[Dataset items]
** begin **

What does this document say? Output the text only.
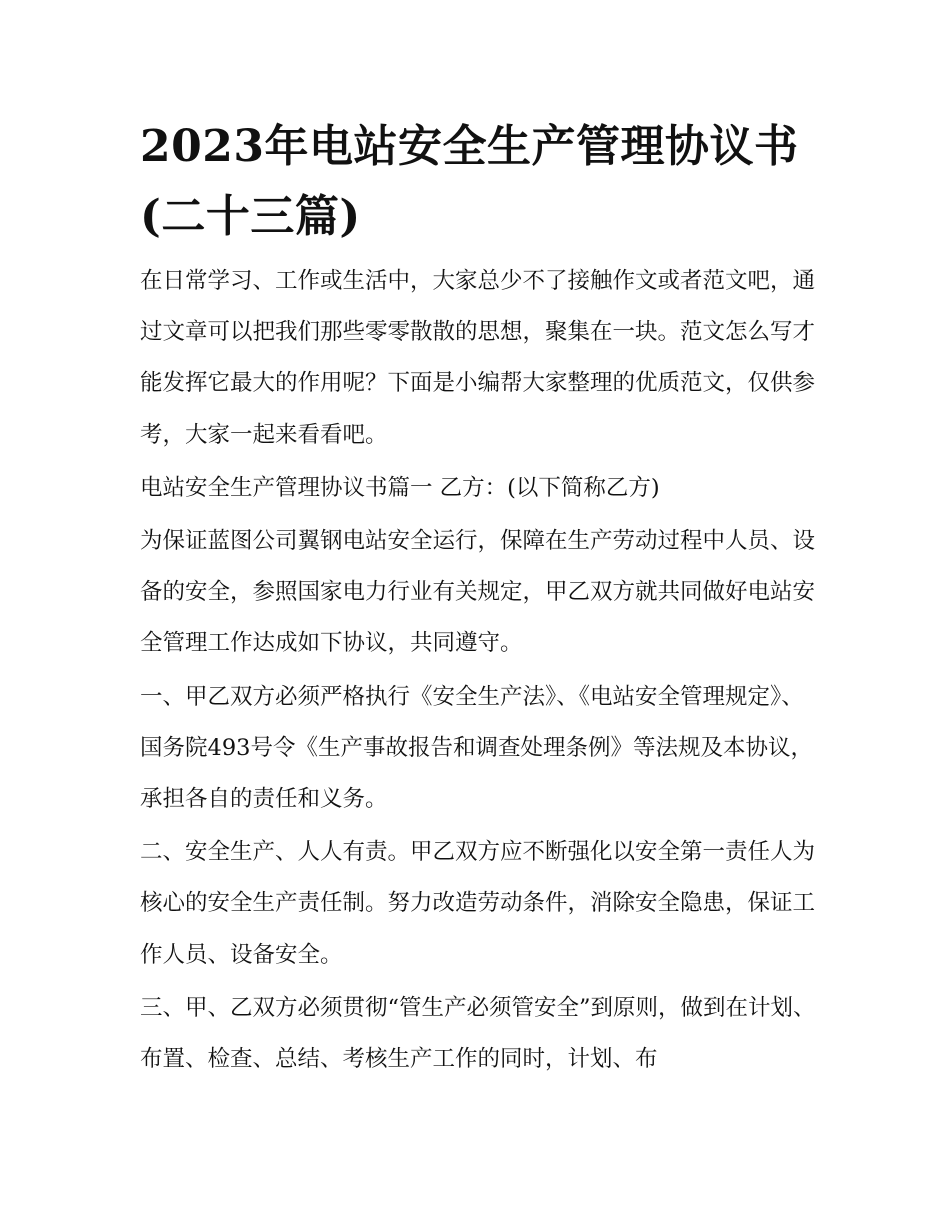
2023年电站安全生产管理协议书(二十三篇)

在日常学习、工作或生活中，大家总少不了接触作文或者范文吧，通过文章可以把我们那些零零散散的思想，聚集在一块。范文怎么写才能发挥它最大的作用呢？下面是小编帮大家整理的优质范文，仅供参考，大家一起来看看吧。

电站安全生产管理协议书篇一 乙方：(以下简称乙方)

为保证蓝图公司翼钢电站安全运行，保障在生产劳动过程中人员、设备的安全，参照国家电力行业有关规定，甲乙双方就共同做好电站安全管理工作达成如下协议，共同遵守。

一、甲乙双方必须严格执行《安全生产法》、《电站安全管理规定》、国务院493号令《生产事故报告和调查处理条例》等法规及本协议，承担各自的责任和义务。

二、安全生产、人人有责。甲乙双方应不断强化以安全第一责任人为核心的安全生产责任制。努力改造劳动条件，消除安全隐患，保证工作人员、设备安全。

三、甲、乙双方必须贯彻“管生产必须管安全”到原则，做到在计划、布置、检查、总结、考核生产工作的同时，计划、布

** end **
** begin **

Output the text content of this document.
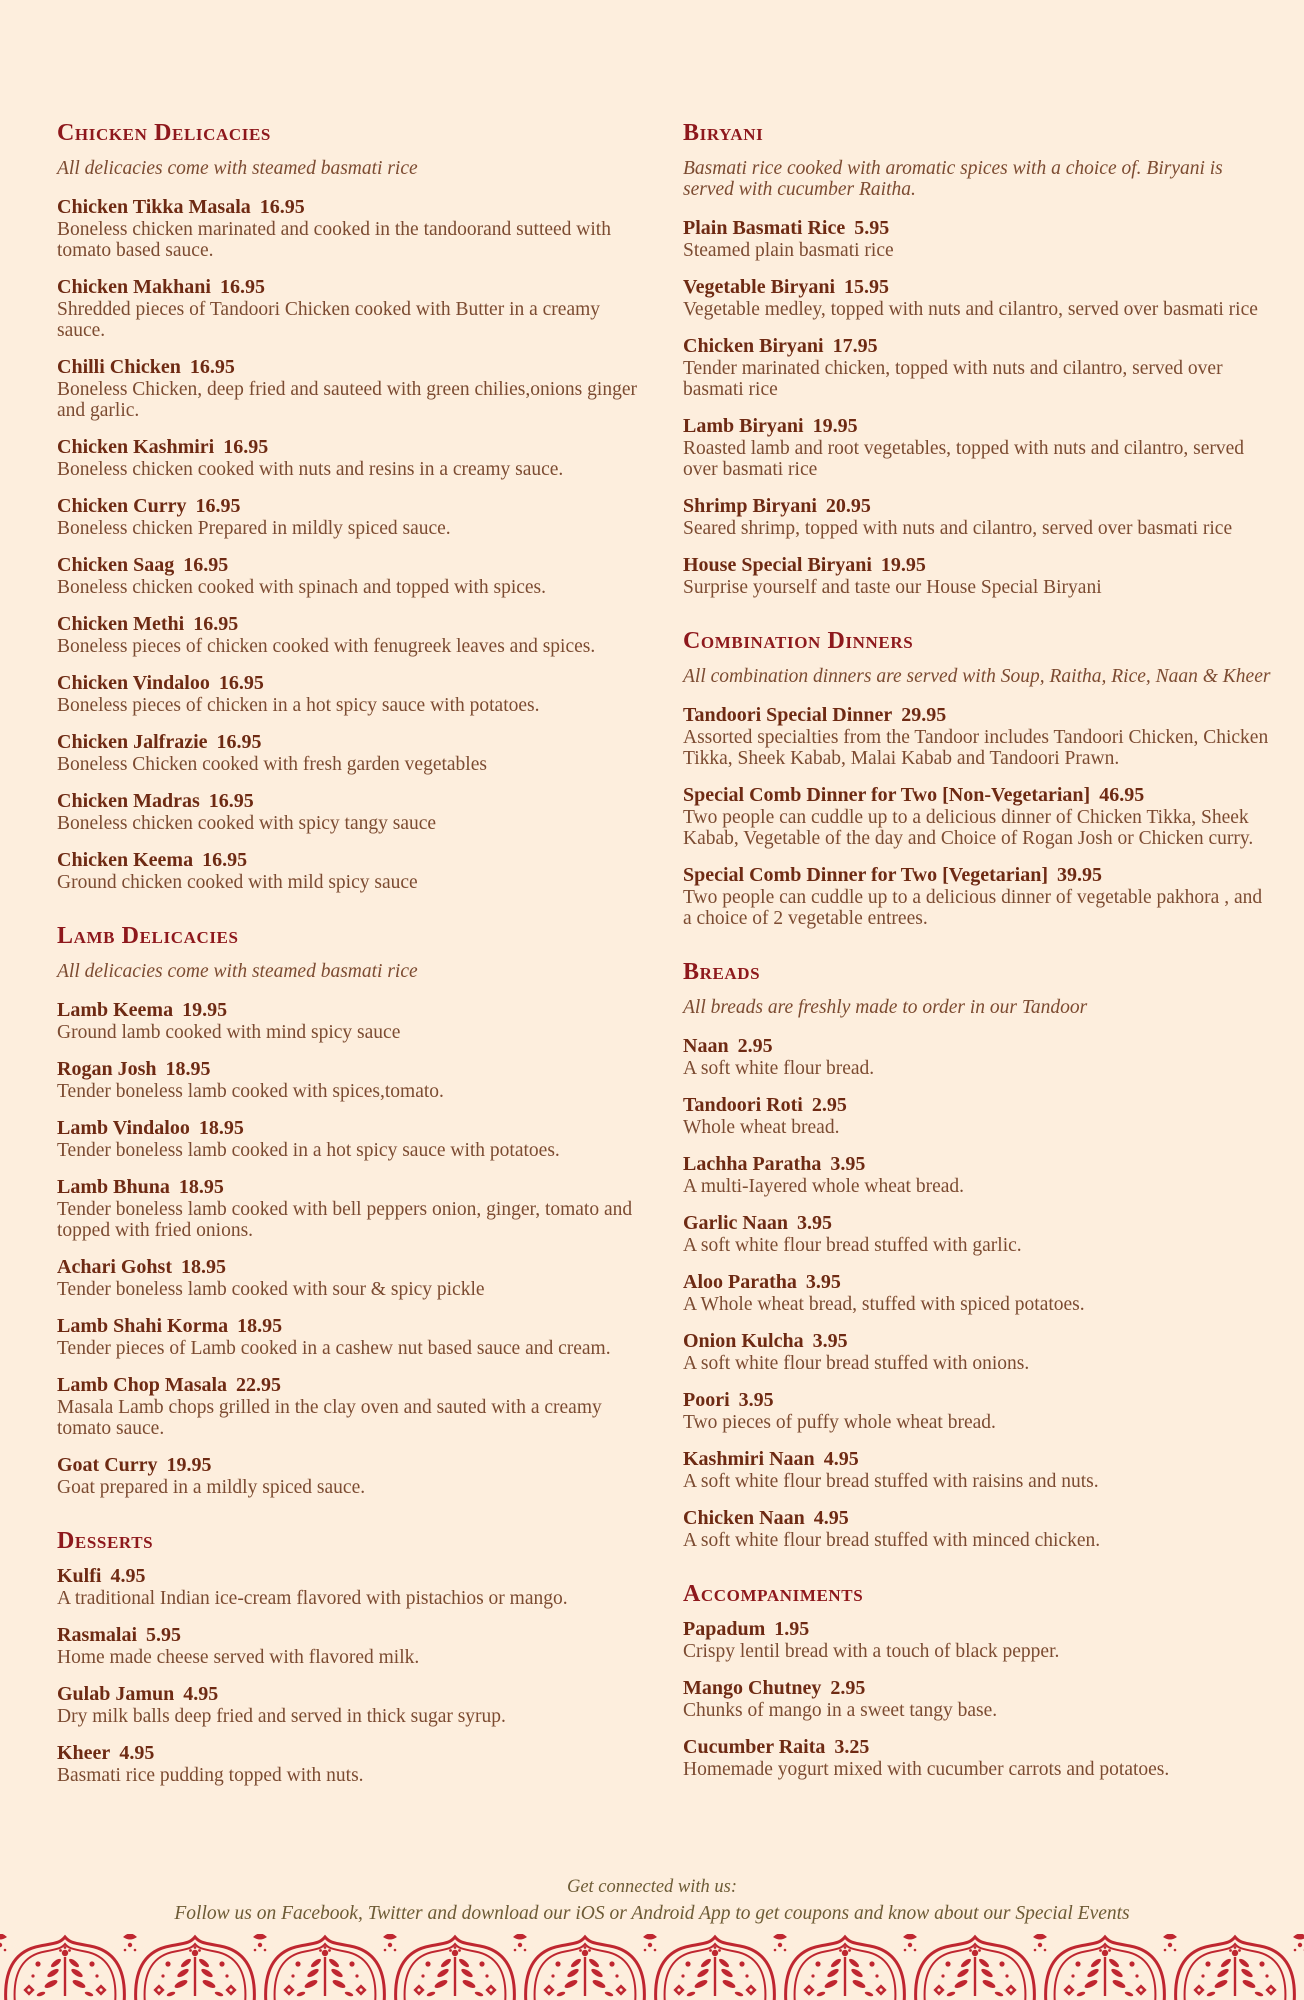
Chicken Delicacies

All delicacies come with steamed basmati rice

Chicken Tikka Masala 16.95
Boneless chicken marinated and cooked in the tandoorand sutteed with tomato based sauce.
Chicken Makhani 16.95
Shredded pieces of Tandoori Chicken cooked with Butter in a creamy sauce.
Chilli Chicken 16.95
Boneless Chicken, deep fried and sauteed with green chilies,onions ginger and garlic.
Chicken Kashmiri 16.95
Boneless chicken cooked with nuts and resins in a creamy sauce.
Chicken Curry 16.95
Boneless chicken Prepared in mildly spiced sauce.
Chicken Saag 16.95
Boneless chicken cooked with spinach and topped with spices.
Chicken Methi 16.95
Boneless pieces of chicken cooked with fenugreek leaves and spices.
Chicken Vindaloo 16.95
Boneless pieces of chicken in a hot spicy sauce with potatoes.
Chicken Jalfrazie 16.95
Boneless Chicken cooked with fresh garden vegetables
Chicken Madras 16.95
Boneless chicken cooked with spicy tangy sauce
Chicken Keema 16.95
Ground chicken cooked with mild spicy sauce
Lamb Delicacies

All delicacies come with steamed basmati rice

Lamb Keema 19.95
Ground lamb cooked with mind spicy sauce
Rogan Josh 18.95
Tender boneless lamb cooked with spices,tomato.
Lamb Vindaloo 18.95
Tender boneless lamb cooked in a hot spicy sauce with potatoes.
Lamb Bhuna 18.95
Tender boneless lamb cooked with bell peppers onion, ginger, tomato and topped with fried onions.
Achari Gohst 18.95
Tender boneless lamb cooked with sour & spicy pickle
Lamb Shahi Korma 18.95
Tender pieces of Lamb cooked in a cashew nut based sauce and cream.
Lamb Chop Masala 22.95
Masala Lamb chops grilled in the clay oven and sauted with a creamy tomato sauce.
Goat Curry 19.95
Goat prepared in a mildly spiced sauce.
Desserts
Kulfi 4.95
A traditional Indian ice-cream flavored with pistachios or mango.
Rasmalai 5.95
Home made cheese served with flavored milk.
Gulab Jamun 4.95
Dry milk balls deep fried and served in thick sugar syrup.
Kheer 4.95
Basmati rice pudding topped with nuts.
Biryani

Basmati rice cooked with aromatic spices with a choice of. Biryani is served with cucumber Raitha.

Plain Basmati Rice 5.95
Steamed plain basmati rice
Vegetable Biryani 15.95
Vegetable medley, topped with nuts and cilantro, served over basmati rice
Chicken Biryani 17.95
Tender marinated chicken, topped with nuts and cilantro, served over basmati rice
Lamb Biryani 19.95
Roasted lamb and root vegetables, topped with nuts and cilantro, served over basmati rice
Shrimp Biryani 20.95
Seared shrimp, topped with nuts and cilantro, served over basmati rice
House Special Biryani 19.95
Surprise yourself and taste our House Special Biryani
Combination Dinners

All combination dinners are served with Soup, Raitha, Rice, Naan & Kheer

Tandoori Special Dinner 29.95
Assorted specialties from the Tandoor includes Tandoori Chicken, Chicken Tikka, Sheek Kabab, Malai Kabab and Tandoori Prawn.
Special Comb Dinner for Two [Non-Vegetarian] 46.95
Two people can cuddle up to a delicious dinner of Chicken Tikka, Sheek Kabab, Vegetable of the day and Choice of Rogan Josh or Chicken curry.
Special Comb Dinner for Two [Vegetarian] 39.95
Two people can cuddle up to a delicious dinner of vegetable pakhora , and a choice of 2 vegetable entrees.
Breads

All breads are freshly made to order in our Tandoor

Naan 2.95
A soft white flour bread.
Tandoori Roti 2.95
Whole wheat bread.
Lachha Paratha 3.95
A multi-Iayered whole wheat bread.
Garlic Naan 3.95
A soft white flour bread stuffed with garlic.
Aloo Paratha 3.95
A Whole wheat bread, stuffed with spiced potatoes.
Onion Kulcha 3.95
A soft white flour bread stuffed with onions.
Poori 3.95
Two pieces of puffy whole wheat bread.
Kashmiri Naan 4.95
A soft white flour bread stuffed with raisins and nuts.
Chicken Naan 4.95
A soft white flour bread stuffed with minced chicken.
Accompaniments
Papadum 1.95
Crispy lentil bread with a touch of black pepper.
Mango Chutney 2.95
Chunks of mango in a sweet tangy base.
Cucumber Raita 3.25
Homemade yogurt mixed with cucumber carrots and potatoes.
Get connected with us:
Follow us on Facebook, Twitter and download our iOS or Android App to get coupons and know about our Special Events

** end **

= WHAT THE TASK ASKS =
Extract every line above that contains the word "Tikka".

= ANSWER TO THIS PROBLEM =
Chicken Tikka Masala 16.95
Assorted specialties from the Tandoor includes Tandoori Chicken, Chicken Tikka, Sheek Kabab, Malai Kabab and Tandoori Prawn.
Two people can cuddle up to a delicious dinner of Chicken Tikka, Sheek Kabab, Vegetable of the day and Choice of Rogan Josh or Chicken curry.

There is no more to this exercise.